-- Begin SOURCE DATA --

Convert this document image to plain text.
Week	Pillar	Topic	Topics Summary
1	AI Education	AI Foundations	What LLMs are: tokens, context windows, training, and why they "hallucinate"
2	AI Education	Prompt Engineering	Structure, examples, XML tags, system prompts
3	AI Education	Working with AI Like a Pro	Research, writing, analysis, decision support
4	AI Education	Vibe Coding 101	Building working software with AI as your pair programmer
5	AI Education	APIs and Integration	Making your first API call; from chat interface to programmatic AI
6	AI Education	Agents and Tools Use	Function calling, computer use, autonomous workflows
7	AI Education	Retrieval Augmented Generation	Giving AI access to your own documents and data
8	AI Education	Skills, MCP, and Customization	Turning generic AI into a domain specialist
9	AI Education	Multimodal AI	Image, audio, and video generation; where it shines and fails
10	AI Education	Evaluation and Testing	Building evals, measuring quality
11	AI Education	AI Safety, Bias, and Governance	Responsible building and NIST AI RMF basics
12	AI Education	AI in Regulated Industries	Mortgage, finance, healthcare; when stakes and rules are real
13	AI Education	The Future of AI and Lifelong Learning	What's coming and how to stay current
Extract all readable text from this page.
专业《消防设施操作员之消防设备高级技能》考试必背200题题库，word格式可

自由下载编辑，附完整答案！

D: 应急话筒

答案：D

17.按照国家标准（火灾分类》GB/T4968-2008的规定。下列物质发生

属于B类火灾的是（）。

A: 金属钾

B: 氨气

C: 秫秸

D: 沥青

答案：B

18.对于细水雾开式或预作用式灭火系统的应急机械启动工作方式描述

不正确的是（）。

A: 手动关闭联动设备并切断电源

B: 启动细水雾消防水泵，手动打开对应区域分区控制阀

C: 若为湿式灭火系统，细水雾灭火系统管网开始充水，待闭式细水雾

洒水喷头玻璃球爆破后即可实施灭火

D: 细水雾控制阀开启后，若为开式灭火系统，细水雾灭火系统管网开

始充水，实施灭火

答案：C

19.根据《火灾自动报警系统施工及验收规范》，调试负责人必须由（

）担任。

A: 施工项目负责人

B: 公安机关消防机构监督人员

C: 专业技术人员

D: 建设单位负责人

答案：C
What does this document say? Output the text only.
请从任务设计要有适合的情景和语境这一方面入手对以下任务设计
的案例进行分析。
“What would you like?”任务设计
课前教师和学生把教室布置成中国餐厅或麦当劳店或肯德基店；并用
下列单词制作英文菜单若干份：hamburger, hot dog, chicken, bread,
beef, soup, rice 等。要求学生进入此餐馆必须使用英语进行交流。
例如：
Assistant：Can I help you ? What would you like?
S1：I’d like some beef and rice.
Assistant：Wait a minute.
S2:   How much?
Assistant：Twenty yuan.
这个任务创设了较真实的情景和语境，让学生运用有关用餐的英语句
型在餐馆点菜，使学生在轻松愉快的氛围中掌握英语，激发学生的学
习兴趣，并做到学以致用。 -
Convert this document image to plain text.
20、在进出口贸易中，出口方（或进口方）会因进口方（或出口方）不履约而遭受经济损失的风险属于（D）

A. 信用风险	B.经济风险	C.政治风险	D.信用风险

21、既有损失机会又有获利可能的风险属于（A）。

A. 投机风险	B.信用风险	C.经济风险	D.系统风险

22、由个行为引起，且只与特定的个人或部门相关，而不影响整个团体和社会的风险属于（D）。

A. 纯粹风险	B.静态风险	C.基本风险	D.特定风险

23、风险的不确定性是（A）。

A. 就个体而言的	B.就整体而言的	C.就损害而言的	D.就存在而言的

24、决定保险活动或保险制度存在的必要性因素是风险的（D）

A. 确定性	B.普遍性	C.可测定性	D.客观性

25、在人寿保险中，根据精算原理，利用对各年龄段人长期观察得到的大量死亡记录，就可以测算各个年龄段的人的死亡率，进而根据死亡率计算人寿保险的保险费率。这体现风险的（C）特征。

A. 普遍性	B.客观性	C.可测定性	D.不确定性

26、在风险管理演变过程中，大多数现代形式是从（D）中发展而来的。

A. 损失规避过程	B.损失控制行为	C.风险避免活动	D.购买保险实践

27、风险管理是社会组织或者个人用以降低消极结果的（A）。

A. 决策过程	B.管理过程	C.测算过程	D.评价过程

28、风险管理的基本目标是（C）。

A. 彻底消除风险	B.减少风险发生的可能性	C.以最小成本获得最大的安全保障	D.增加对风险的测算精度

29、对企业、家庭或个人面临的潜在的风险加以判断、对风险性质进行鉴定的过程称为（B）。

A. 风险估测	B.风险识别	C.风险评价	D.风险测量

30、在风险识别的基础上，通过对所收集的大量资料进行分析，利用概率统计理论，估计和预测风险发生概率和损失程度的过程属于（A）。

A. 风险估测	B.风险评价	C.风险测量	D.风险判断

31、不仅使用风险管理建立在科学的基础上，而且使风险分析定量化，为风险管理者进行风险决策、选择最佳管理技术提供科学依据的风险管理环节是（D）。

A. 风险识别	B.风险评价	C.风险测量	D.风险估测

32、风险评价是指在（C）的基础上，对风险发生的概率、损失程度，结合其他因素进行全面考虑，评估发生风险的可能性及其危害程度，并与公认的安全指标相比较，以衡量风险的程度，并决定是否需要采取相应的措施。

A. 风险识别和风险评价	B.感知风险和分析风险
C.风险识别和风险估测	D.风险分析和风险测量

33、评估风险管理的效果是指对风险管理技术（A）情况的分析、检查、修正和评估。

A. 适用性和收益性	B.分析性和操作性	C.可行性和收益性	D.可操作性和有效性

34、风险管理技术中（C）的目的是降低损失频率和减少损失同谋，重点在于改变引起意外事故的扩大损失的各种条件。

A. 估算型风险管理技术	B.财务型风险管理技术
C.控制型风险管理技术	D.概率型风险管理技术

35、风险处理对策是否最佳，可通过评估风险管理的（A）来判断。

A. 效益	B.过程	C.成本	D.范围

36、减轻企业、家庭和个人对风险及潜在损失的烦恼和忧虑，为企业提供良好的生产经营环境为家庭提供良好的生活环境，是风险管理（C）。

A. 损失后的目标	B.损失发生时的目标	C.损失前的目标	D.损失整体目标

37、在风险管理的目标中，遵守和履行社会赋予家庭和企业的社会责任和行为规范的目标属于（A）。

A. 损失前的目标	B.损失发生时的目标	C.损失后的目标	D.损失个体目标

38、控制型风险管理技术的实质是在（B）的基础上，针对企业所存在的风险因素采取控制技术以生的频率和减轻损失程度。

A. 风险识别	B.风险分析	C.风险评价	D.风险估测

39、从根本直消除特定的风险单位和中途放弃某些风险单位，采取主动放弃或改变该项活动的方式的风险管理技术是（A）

-- End SOURCE DATA --

DESCRIPTION OF THE TASK —
Extract every line containing the string "beef" from the material.

TASK ANSWER —
beef, soup, rice 等。要求学生进入此餐馆必须使用英语进行交流。
S1：I’d like some beef and rice.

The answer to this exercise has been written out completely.